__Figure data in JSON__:
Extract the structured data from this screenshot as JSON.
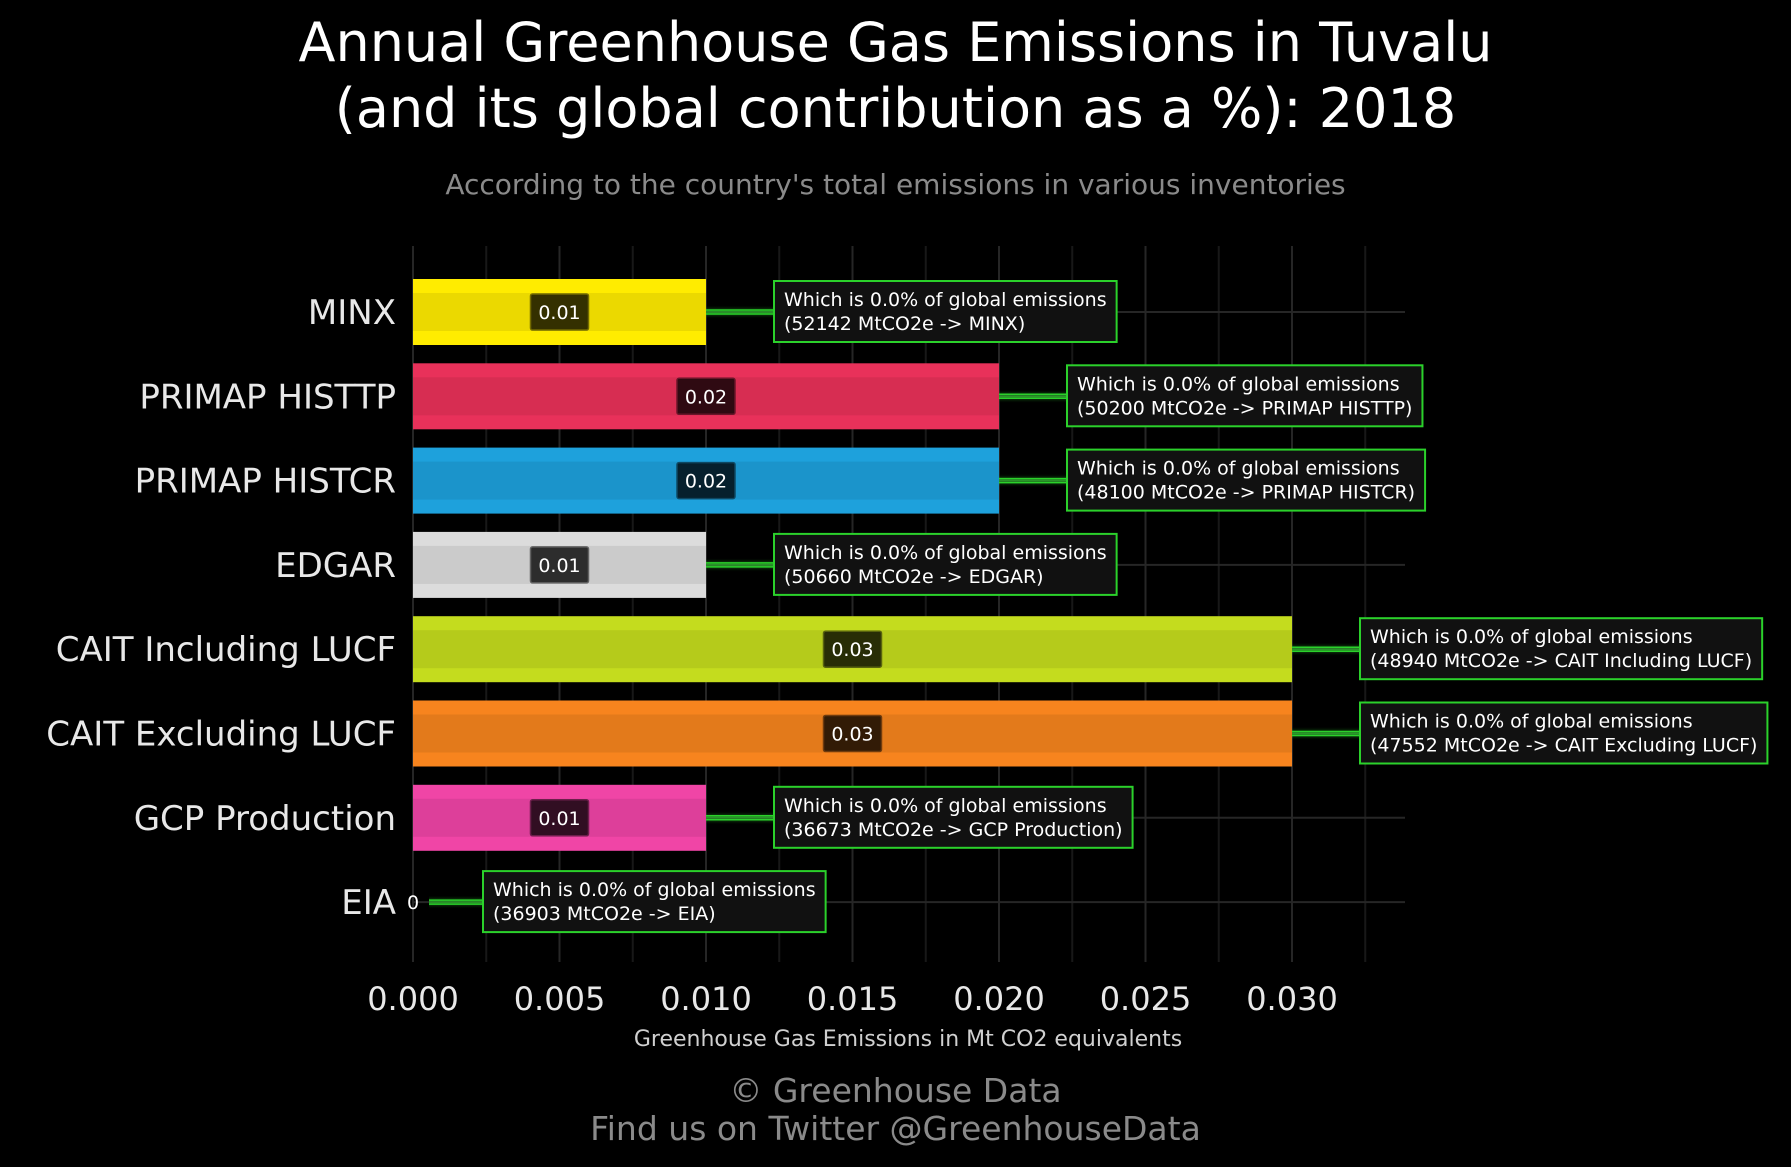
{
  "title_line1": "Annual Greenhouse Gas Emissions in Tuvalu",
  "title_line2": "(and its global contribution as a %): 2018",
  "subtitle": "According to the country's total emissions in various inventories",
  "footer_line1": "© Greenhouse Data",
  "footer_line2": "Find us on Twitter @GreenhouseData",
  "chart_data": {
    "type": "bar",
    "orientation": "horizontal",
    "xlabel": "Greenhouse Gas Emissions in Mt CO2 equivalents",
    "xlim": [
      0,
      0.034
    ],
    "xticks": [
      "0.000",
      "0.005",
      "0.010",
      "0.015",
      "0.020",
      "0.025",
      "0.030"
    ],
    "grid": true,
    "categories": [
      "MINX",
      "PRIMAP HISTTP",
      "PRIMAP HISTCR",
      "EDGAR",
      "CAIT Including LUCF",
      "CAIT Excluding LUCF",
      "GCP Production",
      "EIA"
    ],
    "values": [
      0.01,
      0.02,
      0.02,
      0.01,
      0.03,
      0.03,
      0.01,
      0
    ],
    "value_labels": [
      "0.01",
      "0.02",
      "0.02",
      "0.01",
      "0.03",
      "0.03",
      "0.01",
      "0"
    ],
    "colors": [
      "#ffec00",
      "#e8315a",
      "#1ea1dc",
      "#dcdcdc",
      "#c4dc1e",
      "#f7841e",
      "#f045a6",
      "#888888"
    ],
    "annotations": [
      {
        "line1": "Which is 0.0% of global emissions",
        "line2": "(52142 MtCO2e -> MINX)"
      },
      {
        "line1": "Which is 0.0% of global emissions",
        "line2": "(50200 MtCO2e -> PRIMAP HISTTP)"
      },
      {
        "line1": "Which is 0.0% of global emissions",
        "line2": "(48100 MtCO2e -> PRIMAP HISTCR)"
      },
      {
        "line1": "Which is 0.0% of global emissions",
        "line2": "(50660 MtCO2e -> EDGAR)"
      },
      {
        "line1": "Which is 0.0% of global emissions",
        "line2": "(48940 MtCO2e -> CAIT Including LUCF)"
      },
      {
        "line1": "Which is 0.0% of global emissions",
        "line2": "(47552 MtCO2e -> CAIT Excluding LUCF)"
      },
      {
        "line1": "Which is 0.0% of global emissions",
        "line2": "(36673 MtCO2e -> GCP Production)"
      },
      {
        "line1": "Which is 0.0% of global emissions",
        "line2": "(36903 MtCO2e -> EIA)"
      }
    ],
    "accent_color": "#2bd12b"
  }
}
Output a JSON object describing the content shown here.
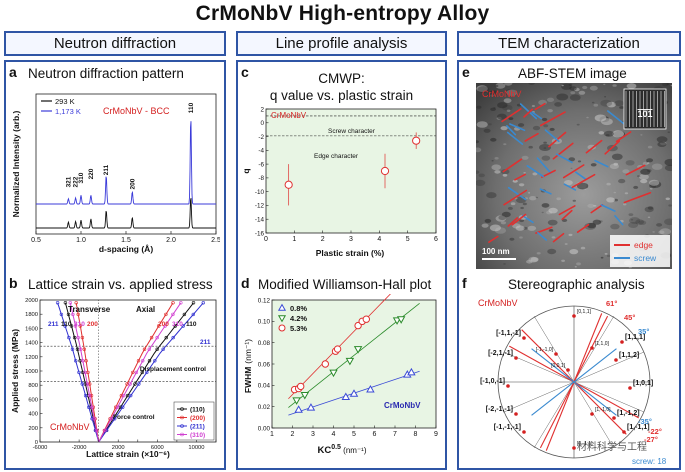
{
  "title": "CrMoNbV High-entropy Alloy",
  "columns": [
    {
      "header": "Neutron diffraction"
    },
    {
      "header": "Line profile analysis"
    },
    {
      "header": "TEM characterization"
    }
  ],
  "panels": {
    "a": {
      "letter": "a",
      "title": "Neutron diffraction pattern",
      "material": "CrMoNbV - BCC",
      "legend": [
        "293 K",
        "1,173 K"
      ],
      "xlabel": "d-spacing (Å)",
      "ylabel": "Normalized Intensity (arb.)",
      "xticks": [
        "0.5",
        "1.0",
        "1.5",
        "2.0",
        "2.5"
      ],
      "peaks": [
        "321",
        "222",
        "310",
        "220",
        "211",
        "200",
        "110"
      ]
    },
    "b": {
      "letter": "b",
      "title": "Lattice strain vs. applied stress",
      "material": "CrMoNbV",
      "xlabel": "Lattice strain (×10⁻⁶)",
      "ylabel": "Applied stress (MPa)",
      "transverse": "Transverse",
      "axial": "Axial",
      "displacement": "Displacement control",
      "force": "Force control",
      "legend": [
        "(110)",
        "(200)",
        "(211)",
        "(310)"
      ],
      "top_labels_left": [
        "211",
        "110",
        "310",
        "200"
      ],
      "top_labels_right": [
        "200",
        "310",
        "110",
        "211"
      ],
      "xticks": [
        "-6000",
        "-4000",
        "-2000",
        "0",
        "2000",
        "4000",
        "6000",
        "8000",
        "10000",
        "12000"
      ],
      "yticks": [
        "0",
        "200",
        "400",
        "600",
        "800",
        "1000",
        "1200",
        "1400",
        "1600",
        "1800",
        "2000"
      ]
    },
    "c": {
      "letter": "c",
      "title_line1": "CMWP:",
      "title_line2": "q value vs. plastic strain",
      "material": "CrMoNbV",
      "screw": "Screw character",
      "edge": "Edge character",
      "xlabel": "Plastic strain (%)",
      "ylabel": "q",
      "xticks": [
        "0",
        "1",
        "2",
        "3",
        "4",
        "5",
        "6"
      ],
      "yticks": [
        "2",
        "0",
        "-2",
        "-4",
        "-6",
        "-8",
        "-10",
        "-12",
        "-14",
        "-16"
      ]
    },
    "d": {
      "letter": "d",
      "title": "Modified Williamson-Hall plot",
      "material": "CrMoNbV",
      "xlabel": "KC",
      "xlabel_sup": "0.5",
      "xlabel_unit": " (nm⁻¹)",
      "ylabel": "FWHM",
      "ylabel_unit": "(nm⁻¹)",
      "xticks": [
        "1",
        "2",
        "3",
        "4",
        "5",
        "6",
        "7",
        "8",
        "9"
      ],
      "yticks": [
        "0.00",
        "0.02",
        "0.04",
        "0.06",
        "0.08",
        "0.10",
        "0.12"
      ]
    },
    "e": {
      "letter": "e",
      "title": "ABF-STEM image",
      "material": "CrMoNbV",
      "zone": "101",
      "scale": "100 nm",
      "legend": [
        "edge",
        "screw"
      ]
    },
    "f": {
      "letter": "f",
      "title": "Stereographic analysis",
      "material": "CrMoNbV",
      "poles": [
        "[-1,1,-1]",
        "[-2,1,-1]",
        "[-1,0,-1]",
        "[-2,-1,-1]",
        "[-1,-1,-1]",
        "[1,1,1]",
        "[1,1,2]",
        "[1,0,1]",
        "[1,-1,2]",
        "[1,-1,1]",
        "[-1,-1,0]",
        "[1,-1,0]",
        "[1,1,0]",
        "[0,1,1]",
        "[0,-1,1]",
        "[0,0,1]"
      ],
      "angles": [
        "61°",
        "45°",
        "35°",
        "-22°",
        "-27°",
        "-35°"
      ],
      "screw_count": "screw: 18",
      "watermark": "材料科学与工程"
    }
  },
  "chart_data": [
    {
      "panel": "a",
      "type": "line",
      "title": "Neutron diffraction pattern",
      "xlabel": "d-spacing (Å)",
      "ylabel": "Normalized Intensity (arb.)",
      "xlim": [
        0.5,
        2.5
      ],
      "series": [
        {
          "name": "293 K",
          "color": "#111111",
          "peaks": [
            [
              0.86,
              0.09
            ],
            [
              0.94,
              0.1
            ],
            [
              1.0,
              0.12
            ],
            [
              1.11,
              0.14
            ],
            [
              1.28,
              0.27
            ],
            [
              1.57,
              0.16
            ],
            [
              2.22,
              0.48
            ]
          ]
        },
        {
          "name": "1,173 K",
          "color": "#3b3bd9",
          "peaks": [
            [
              0.86,
              0.06
            ],
            [
              0.94,
              0.07
            ],
            [
              1.0,
              0.1
            ],
            [
              1.11,
              0.1
            ],
            [
              1.28,
              0.33
            ],
            [
              1.57,
              0.14
            ],
            [
              2.22,
              1.0
            ]
          ]
        }
      ]
    },
    {
      "panel": "b",
      "type": "line",
      "xlabel": "Lattice strain (×10⁻⁶)",
      "ylabel": "Applied stress (MPa)",
      "xlim": [
        -6000,
        12000
      ],
      "ylim": [
        0,
        2000
      ],
      "series": [
        {
          "name": "(110)",
          "color": "#111111",
          "transverse_end": [
            -3400,
            1960
          ],
          "axial_end": [
            9700,
            1960
          ]
        },
        {
          "name": "(200)",
          "color": "#e03030",
          "transverse_end": [
            -2300,
            1960
          ],
          "axial_end": [
            7600,
            1960
          ]
        },
        {
          "name": "(211)",
          "color": "#3030d0",
          "transverse_end": [
            -4200,
            1960
          ],
          "axial_end": [
            10700,
            1960
          ]
        },
        {
          "name": "(310)",
          "color": "#d040d0",
          "transverse_end": [
            -2900,
            1960
          ],
          "axial_end": [
            8400,
            1960
          ]
        }
      ]
    },
    {
      "panel": "c",
      "type": "scatter",
      "xlabel": "Plastic strain (%)",
      "ylabel": "q",
      "xlim": [
        0,
        6
      ],
      "ylim": [
        -16,
        2
      ],
      "points": [
        {
          "x": 0.8,
          "y": -9.0,
          "err": 3.0
        },
        {
          "x": 4.2,
          "y": -7.0,
          "err": 2.5
        },
        {
          "x": 5.3,
          "y": -2.6,
          "err": 1.2
        }
      ],
      "lines": [
        {
          "y": 1.0
        },
        {
          "y": -1.9
        }
      ]
    },
    {
      "panel": "d",
      "type": "scatter",
      "xlabel": "KC^0.5 (nm⁻¹)",
      "ylabel": "FWHM (nm⁻¹)",
      "xlim": [
        1,
        9
      ],
      "ylim": [
        0.0,
        0.12
      ],
      "series": [
        {
          "name": "0.8%",
          "marker": "triangle-up",
          "color": "#3b4bd6",
          "x": [
            2.3,
            2.9,
            4.6,
            5.0,
            5.8,
            7.6,
            7.8
          ],
          "y": [
            0.017,
            0.019,
            0.029,
            0.032,
            0.036,
            0.05,
            0.052
          ]
        },
        {
          "name": "4.2%",
          "marker": "triangle-down",
          "color": "#2a8a2a",
          "x": [
            2.2,
            2.6,
            4.0,
            4.8,
            5.2,
            7.1,
            7.3
          ],
          "y": [
            0.026,
            0.031,
            0.052,
            0.063,
            0.074,
            0.101,
            0.102
          ]
        },
        {
          "name": "5.3%",
          "marker": "circle",
          "color": "#e03030",
          "x": [
            2.1,
            2.3,
            2.4,
            3.6,
            4.1,
            4.2,
            5.2,
            5.4,
            5.6
          ],
          "y": [
            0.036,
            0.037,
            0.039,
            0.06,
            0.072,
            0.074,
            0.096,
            0.1,
            0.102
          ]
        }
      ]
    }
  ]
}
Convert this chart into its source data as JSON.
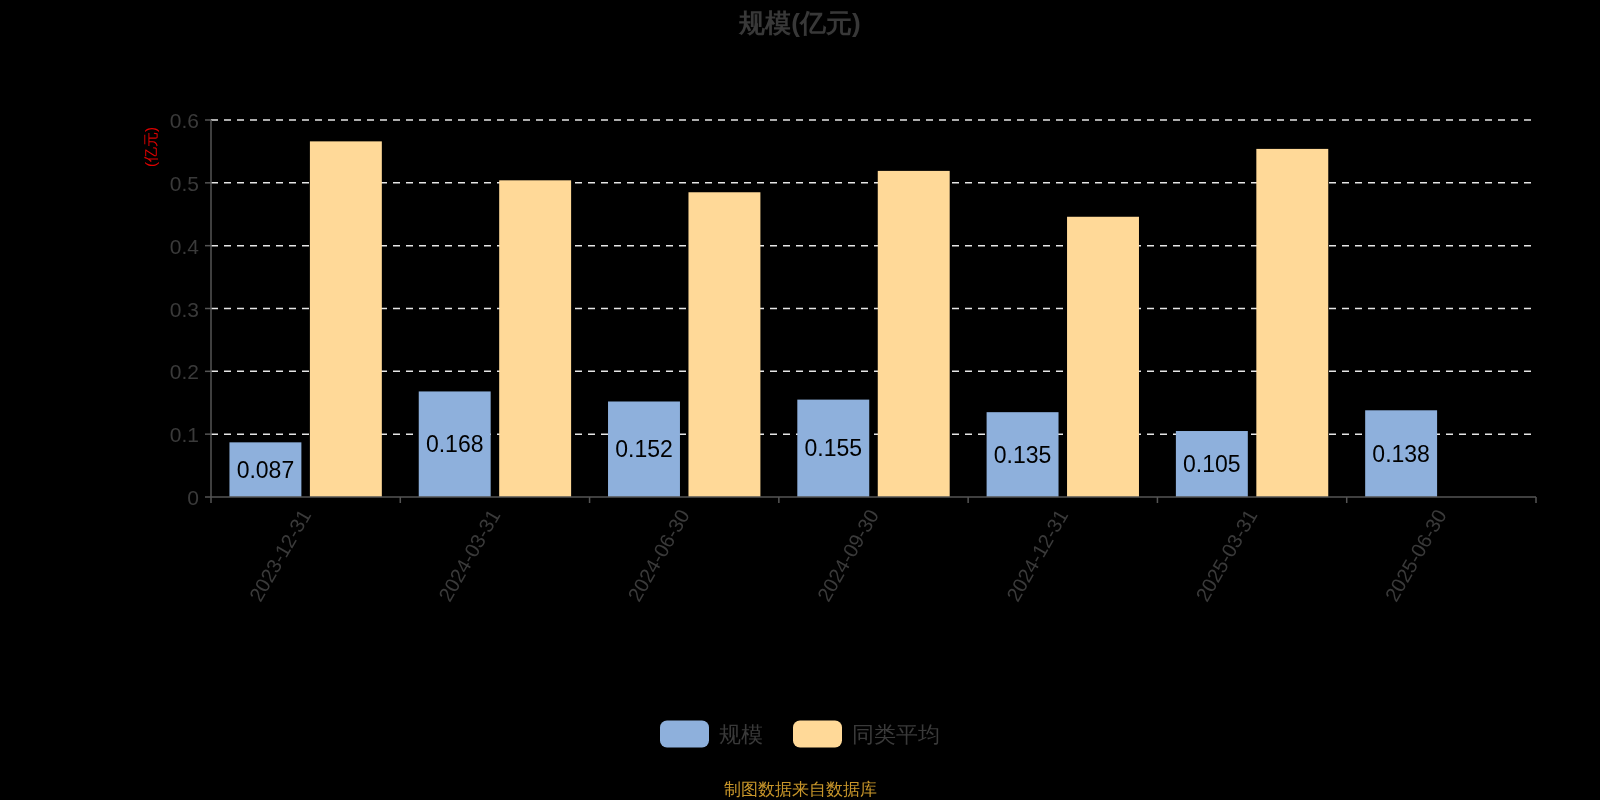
{
  "chart_data": {
    "type": "bar",
    "title": "规模(亿元)",
    "ylabel": "(亿元)",
    "categories": [
      "2023-12-31",
      "2024-03-31",
      "2024-06-30",
      "2024-09-30",
      "2024-12-31",
      "2025-03-31",
      "2025-06-30"
    ],
    "series": [
      {
        "name": "规模",
        "color": "#8eb0dc",
        "values": [
          0.087,
          0.168,
          0.152,
          0.155,
          0.135,
          0.105,
          0.138
        ],
        "value_labels": [
          "0.087",
          "0.168",
          "0.152",
          "0.155",
          "0.135",
          "0.105",
          "0.138"
        ]
      },
      {
        "name": "同类平均",
        "color": "#ffd998",
        "values": [
          0.566,
          0.504,
          0.485,
          0.519,
          0.446,
          0.554,
          null
        ]
      }
    ],
    "ylim": [
      0,
      0.6
    ],
    "yticks": [
      0,
      0.1,
      0.2,
      0.3,
      0.4,
      0.5,
      0.6
    ],
    "grid": "y",
    "legend": "bottom",
    "annotations": [
      "制图数据来自数据库"
    ]
  }
}
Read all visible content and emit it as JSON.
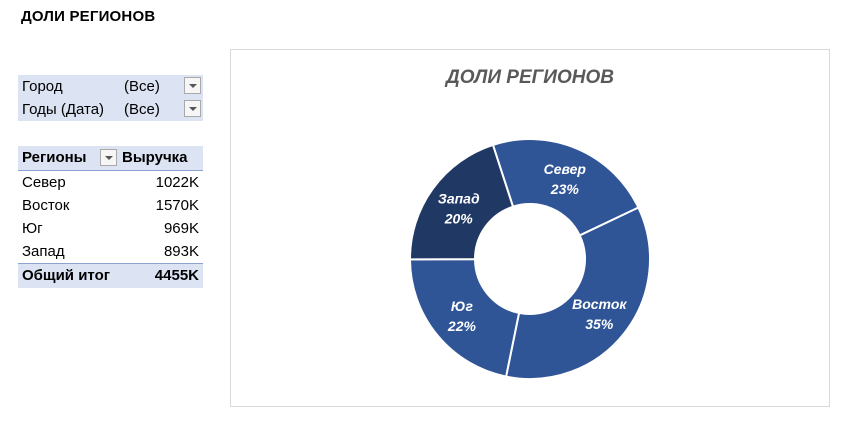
{
  "sheet_title": "ДОЛИ РЕГИОНОВ",
  "filters": [
    {
      "label": "Город",
      "value": "(Все)"
    },
    {
      "label": "Годы (Дата)",
      "value": "(Все)"
    }
  ],
  "pivot": {
    "headers": [
      "Регионы",
      "Выручка"
    ],
    "rows": [
      {
        "region": "Север",
        "revenue": "1022K"
      },
      {
        "region": "Восток",
        "revenue": "1570K"
      },
      {
        "region": "Юг",
        "revenue": "969K"
      },
      {
        "region": "Запад",
        "revenue": "893K"
      }
    ],
    "total": {
      "label": "Общий итог",
      "revenue": "4455K"
    }
  },
  "chart_data": {
    "type": "pie",
    "variant": "doughnut",
    "title": "ДОЛИ РЕГИОНОВ",
    "categories": [
      "Север",
      "Восток",
      "Юг",
      "Запад"
    ],
    "values": [
      1022,
      1570,
      969,
      893
    ],
    "data_labels": [
      "23%",
      "35%",
      "22%",
      "20%"
    ],
    "colors": [
      "#2f5597",
      "#2f5597",
      "#2f5597",
      "#203864"
    ],
    "start_angle_deg": -18
  }
}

__Exercise description__: For this exercise, gather every line of the data that contains the word "Including".

__Exercise response__:
      "CAIT Including LUCF",
        "line2": "(48940 MtCO2e -> CAIT Including LUCF)"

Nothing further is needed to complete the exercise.